[Start DATASET RECORDS]

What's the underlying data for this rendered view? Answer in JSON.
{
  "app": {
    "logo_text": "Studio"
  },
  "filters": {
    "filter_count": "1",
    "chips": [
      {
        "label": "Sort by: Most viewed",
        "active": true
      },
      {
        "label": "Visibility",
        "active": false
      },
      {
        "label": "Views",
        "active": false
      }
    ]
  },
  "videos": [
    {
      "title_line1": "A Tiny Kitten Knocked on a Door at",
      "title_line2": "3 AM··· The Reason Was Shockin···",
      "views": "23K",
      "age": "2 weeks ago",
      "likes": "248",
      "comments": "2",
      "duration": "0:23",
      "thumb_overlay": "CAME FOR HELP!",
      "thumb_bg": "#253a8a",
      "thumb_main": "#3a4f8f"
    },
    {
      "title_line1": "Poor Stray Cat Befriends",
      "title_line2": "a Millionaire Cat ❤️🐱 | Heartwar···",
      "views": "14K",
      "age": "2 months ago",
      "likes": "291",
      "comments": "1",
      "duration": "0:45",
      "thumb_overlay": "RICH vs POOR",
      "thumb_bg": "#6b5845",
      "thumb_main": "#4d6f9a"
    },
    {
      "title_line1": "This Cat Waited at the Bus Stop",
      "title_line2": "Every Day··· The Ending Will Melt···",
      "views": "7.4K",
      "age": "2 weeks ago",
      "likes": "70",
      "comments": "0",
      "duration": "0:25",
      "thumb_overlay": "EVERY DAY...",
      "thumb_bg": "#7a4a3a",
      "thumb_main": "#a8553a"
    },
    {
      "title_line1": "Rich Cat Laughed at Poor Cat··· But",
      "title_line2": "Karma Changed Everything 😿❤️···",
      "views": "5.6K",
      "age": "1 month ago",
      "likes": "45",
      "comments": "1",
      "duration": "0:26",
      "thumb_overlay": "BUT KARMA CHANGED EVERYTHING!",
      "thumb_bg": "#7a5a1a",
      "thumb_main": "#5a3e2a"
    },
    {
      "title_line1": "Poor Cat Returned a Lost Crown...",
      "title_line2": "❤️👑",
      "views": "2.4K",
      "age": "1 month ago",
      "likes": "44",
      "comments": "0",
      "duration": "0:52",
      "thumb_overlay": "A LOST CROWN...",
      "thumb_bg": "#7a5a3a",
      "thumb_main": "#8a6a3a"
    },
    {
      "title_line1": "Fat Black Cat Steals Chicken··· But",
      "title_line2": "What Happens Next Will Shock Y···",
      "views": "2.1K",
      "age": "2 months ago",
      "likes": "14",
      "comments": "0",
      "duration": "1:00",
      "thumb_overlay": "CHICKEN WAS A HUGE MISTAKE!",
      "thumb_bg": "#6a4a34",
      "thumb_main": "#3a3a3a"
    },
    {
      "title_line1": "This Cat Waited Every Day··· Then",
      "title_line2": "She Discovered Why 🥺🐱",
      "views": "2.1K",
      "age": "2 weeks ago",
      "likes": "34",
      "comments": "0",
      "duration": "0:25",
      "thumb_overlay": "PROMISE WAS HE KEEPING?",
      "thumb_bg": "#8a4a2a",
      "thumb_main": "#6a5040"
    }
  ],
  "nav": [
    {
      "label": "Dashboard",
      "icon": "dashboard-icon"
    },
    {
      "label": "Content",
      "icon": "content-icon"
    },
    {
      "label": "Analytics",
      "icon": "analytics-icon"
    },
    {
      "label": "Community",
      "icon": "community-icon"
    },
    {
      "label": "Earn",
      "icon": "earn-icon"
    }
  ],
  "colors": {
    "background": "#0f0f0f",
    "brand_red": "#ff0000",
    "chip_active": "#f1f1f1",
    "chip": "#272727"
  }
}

[End DATASET RECORDS]

• YOUR GOAL
Give all the records again. Match them exactly.

• REPLY TO THE EXERCISE
What's the underlying data for this rendered view? Answer in JSON.
{
  "app": {
    "logo_text": "Studio"
  },
  "filters": {
    "filter_count": "1",
    "chips": [
      {
        "label": "Sort by: Most viewed",
        "active": true
      },
      {
        "label": "Visibility",
        "active": false
      },
      {
        "label": "Views",
        "active": false
      }
    ]
  },
  "videos": [
    {
      "title_line1": "A Tiny Kitten Knocked on a Door at",
      "title_line2": "3 AM··· The Reason Was Shockin···",
      "views": "23K",
      "age": "2 weeks ago",
      "likes": "248",
      "comments": "2",
      "duration": "0:23",
      "thumb_overlay": "CAME FOR HELP!",
      "thumb_bg": "#253a8a",
      "thumb_main": "#3a4f8f"
    },
    {
      "title_line1": "Poor Stray Cat Befriends",
      "title_line2": "a Millionaire Cat ❤️🐱 | Heartwar···",
      "views": "14K",
      "age": "2 months ago",
      "likes": "291",
      "comments": "1",
      "duration": "0:45",
      "thumb_overlay": "RICH vs POOR",
      "thumb_bg": "#6b5845",
      "thumb_main": "#4d6f9a"
    },
    {
      "title_line1": "This Cat Waited at the Bus Stop",
      "title_line2": "Every Day··· The Ending Will Melt···",
      "views": "7.4K",
      "age": "2 weeks ago",
      "likes": "70",
      "comments": "0",
      "duration": "0:25",
      "thumb_overlay": "EVERY DAY...",
      "thumb_bg": "#7a4a3a",
      "thumb_main": "#a8553a"
    },
    {
      "title_line1": "Rich Cat Laughed at Poor Cat··· But",
      "title_line2": "Karma Changed Everything 😿❤️···",
      "views": "5.6K",
      "age": "1 month ago",
      "likes": "45",
      "comments": "1",
      "duration": "0:26",
      "thumb_overlay": "BUT KARMA CHANGED EVERYTHING!",
      "thumb_bg": "#7a5a1a",
      "thumb_main": "#5a3e2a"
    },
    {
      "title_line1": "Poor Cat Returned a Lost Crown...",
      "title_line2": "❤️👑",
      "views": "2.4K",
      "age": "1 month ago",
      "likes": "44",
      "comments": "0",
      "duration": "0:52",
      "thumb_overlay": "A LOST CROWN...",
      "thumb_bg": "#7a5a3a",
      "thumb_main": "#8a6a3a"
    },
    {
      "title_line1": "Fat Black Cat Steals Chicken··· But",
      "title_line2": "What Happens Next Will Shock Y···",
      "views": "2.1K",
      "age": "2 months ago",
      "likes": "14",
      "comments": "0",
      "duration": "1:00",
      "thumb_overlay": "CHICKEN WAS A HUGE MISTAKE!",
      "thumb_bg": "#6a4a34",
      "thumb_main": "#3a3a3a"
    },
    {
      "title_line1": "This Cat Waited Every Day··· Then",
      "title_line2": "She Discovered Why 🥺🐱",
      "views": "2.1K",
      "age": "2 weeks ago",
      "likes": "34",
      "comments": "0",
      "duration": "0:25",
      "thumb_overlay": "PROMISE WAS HE KEEPING?",
      "thumb_bg": "#8a4a2a",
      "thumb_main": "#6a5040"
    }
  ],
  "nav": [
    {
      "label": "Dashboard",
      "icon": "dashboard-icon"
    },
    {
      "label": "Content",
      "icon": "content-icon"
    },
    {
      "label": "Analytics",
      "icon": "analytics-icon"
    },
    {
      "label": "Community",
      "icon": "community-icon"
    },
    {
      "label": "Earn",
      "icon": "earn-icon"
    }
  ],
  "colors": {
    "background": "#0f0f0f",
    "brand_red": "#ff0000",
    "chip_active": "#f1f1f1",
    "chip": "#272727"
  }
}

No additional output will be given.